• **SUPPLIED ENTRIES**

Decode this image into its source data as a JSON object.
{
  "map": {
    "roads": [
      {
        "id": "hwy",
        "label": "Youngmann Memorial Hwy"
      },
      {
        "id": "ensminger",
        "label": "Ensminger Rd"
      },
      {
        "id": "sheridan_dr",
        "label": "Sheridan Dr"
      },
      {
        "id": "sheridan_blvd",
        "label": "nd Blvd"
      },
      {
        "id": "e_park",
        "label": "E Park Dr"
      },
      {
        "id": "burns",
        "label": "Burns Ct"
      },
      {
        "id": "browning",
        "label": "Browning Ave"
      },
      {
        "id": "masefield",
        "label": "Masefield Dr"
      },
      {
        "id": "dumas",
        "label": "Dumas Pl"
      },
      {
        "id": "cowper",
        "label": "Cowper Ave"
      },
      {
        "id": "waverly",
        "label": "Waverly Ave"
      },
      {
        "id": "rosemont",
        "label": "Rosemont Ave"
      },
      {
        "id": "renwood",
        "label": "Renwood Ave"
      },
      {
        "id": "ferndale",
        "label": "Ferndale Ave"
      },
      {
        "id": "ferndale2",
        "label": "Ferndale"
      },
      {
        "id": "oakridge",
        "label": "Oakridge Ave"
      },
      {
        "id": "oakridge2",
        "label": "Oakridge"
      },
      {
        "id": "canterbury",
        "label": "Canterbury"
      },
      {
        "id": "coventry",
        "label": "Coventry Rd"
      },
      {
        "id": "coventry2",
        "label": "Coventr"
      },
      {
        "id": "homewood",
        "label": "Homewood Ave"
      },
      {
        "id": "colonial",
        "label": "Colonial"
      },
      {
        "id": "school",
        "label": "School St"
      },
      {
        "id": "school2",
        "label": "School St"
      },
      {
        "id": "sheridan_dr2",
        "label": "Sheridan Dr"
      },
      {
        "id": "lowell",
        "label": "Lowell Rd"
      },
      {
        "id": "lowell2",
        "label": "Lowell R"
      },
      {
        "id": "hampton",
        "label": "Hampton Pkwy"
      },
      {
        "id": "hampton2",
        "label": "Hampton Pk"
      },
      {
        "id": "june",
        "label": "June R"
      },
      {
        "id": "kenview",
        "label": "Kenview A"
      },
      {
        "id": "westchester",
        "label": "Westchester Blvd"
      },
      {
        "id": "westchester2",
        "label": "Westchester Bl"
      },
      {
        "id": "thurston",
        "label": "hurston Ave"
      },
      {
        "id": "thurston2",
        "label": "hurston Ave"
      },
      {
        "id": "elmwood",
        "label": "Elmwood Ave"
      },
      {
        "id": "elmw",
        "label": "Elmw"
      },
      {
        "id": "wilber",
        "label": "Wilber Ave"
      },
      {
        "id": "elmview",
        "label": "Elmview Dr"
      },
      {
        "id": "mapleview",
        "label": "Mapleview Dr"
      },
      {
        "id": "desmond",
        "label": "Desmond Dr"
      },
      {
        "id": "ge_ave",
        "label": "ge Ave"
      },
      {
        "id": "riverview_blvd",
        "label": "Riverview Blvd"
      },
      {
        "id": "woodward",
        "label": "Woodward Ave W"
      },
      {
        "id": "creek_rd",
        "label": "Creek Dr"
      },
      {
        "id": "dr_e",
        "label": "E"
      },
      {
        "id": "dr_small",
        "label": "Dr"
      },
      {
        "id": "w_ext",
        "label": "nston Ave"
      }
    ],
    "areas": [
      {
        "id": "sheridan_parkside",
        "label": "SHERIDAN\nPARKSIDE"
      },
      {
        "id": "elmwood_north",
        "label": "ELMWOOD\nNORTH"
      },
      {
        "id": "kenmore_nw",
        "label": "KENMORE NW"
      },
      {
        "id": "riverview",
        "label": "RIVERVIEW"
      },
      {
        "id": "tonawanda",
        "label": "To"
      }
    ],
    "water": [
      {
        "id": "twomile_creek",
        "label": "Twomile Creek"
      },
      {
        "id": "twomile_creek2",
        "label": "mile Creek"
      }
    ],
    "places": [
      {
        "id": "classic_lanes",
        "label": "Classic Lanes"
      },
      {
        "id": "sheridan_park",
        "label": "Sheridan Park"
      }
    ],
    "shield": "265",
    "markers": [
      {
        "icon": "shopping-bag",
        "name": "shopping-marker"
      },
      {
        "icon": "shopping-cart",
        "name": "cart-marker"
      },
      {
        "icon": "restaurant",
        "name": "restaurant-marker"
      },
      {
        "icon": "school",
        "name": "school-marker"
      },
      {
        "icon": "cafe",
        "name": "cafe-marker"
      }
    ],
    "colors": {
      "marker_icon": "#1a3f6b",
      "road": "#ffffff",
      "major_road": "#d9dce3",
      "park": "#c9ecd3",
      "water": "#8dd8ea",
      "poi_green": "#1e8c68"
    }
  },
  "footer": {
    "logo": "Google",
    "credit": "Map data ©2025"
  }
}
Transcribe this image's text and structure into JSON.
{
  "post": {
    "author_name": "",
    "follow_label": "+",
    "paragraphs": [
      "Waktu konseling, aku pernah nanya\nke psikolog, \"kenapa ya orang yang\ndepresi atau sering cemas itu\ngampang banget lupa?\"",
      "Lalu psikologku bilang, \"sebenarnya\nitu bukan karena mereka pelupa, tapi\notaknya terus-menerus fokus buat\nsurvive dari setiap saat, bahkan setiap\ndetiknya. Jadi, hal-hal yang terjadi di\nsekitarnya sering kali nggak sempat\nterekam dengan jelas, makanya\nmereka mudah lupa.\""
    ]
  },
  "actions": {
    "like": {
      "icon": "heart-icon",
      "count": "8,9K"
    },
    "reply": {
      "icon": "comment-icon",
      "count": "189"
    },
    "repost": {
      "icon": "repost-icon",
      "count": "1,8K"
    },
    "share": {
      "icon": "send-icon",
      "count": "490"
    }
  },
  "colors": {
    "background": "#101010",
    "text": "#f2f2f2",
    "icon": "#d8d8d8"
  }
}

• **PROBLEM STATEMENT**
Return every line containing "JSON".

• **COMPLETE ANSWER**
Decode this image into its source data as a JSON object.
Transcribe this image's text and structure into JSON.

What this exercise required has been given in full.